Page segmentation data
↓↓↓

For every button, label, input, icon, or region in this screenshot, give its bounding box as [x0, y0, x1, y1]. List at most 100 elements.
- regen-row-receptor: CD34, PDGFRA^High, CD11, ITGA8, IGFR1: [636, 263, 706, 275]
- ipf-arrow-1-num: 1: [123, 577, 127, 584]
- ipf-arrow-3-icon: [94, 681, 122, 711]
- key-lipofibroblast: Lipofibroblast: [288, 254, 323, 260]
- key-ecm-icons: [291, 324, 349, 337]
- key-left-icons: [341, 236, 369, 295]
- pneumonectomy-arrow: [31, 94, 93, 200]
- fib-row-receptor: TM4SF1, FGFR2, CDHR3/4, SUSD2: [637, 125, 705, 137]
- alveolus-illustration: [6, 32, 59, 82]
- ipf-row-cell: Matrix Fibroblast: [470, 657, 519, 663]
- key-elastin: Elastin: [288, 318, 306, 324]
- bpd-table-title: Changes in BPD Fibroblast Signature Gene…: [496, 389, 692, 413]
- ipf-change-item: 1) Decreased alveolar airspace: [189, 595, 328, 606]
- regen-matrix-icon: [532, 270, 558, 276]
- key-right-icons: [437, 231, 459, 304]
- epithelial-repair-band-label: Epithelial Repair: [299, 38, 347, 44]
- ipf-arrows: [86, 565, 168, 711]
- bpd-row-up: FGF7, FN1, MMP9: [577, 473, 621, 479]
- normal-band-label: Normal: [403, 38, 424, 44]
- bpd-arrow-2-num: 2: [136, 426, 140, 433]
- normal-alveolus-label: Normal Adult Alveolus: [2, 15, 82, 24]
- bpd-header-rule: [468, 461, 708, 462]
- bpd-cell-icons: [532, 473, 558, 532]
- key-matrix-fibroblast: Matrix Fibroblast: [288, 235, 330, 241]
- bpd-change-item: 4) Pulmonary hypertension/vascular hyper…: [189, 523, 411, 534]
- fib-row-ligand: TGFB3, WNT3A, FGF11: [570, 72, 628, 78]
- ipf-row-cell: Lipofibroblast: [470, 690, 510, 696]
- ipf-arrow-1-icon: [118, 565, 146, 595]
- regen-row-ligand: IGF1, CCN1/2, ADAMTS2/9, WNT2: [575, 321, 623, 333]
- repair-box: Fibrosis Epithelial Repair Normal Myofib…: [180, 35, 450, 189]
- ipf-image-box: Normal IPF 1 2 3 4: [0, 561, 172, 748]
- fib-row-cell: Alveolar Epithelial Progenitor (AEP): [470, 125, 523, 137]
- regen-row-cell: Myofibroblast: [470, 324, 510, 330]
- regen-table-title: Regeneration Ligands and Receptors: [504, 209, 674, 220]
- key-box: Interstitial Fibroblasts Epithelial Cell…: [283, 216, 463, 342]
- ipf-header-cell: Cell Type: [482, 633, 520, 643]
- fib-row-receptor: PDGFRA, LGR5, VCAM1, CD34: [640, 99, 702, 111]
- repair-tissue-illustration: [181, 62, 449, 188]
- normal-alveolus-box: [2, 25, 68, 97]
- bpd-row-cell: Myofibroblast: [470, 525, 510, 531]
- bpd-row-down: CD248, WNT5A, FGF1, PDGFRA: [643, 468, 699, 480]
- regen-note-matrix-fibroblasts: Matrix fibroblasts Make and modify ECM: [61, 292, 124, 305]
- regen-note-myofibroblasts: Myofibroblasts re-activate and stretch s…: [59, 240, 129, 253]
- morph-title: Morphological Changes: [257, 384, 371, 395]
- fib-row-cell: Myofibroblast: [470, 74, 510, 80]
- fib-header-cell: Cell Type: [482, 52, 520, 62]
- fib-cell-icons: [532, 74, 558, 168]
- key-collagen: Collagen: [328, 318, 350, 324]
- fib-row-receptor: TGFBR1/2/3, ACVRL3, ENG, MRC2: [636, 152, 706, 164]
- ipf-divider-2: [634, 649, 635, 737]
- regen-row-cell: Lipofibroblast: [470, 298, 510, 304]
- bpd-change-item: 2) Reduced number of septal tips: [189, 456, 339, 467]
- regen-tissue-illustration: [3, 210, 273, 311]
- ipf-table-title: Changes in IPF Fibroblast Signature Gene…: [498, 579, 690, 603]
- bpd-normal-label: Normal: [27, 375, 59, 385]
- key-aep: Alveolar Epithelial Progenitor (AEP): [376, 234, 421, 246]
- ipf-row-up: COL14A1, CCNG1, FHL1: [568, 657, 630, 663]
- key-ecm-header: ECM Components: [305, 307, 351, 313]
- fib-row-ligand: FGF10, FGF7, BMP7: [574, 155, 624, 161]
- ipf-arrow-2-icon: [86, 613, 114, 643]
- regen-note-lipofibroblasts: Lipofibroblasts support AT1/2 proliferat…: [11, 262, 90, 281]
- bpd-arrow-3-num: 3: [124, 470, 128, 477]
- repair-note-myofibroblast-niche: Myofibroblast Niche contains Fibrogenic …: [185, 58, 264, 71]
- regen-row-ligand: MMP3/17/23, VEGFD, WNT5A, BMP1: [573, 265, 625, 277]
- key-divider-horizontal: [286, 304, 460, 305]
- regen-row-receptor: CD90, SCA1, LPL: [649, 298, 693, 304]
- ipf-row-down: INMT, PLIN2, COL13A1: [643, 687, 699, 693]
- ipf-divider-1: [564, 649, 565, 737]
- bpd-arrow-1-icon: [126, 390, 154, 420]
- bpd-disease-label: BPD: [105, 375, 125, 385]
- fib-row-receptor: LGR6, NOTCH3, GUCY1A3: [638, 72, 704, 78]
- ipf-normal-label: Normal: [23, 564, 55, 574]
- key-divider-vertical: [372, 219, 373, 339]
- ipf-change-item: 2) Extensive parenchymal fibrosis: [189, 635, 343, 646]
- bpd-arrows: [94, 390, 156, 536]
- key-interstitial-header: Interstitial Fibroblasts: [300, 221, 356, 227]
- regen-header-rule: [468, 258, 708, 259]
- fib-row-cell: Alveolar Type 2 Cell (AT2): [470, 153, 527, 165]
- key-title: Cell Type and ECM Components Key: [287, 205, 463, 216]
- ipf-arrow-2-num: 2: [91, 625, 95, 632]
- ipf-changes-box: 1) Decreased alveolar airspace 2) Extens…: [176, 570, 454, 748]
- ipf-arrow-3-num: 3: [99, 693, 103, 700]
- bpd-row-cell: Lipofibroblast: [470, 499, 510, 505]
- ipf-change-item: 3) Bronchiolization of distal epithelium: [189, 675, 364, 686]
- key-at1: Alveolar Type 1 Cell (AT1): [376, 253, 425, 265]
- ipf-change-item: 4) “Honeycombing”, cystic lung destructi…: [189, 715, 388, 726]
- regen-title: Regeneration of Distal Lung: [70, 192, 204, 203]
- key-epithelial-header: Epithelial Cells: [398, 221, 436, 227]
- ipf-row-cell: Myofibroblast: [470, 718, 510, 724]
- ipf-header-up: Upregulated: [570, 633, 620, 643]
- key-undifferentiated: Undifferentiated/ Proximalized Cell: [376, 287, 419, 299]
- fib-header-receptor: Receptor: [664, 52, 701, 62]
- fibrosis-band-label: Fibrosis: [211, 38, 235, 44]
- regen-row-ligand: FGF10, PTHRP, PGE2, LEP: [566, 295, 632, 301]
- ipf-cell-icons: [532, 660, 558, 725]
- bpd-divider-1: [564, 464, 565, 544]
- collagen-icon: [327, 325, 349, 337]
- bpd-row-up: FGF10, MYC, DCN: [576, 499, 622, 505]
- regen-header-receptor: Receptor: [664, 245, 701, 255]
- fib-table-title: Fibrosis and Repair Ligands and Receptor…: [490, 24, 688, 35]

↑↑↑

> _Task statement_: Look through the data above and report every line in which "Signature" appears.

> _Solution below_:
- bpd-table-title: Changes in BPD Fibroblast Signature Gene…: [496, 389, 692, 413]
- ipf-table-title: Changes in IPF Fibroblast Signature Gene…: [498, 579, 690, 603]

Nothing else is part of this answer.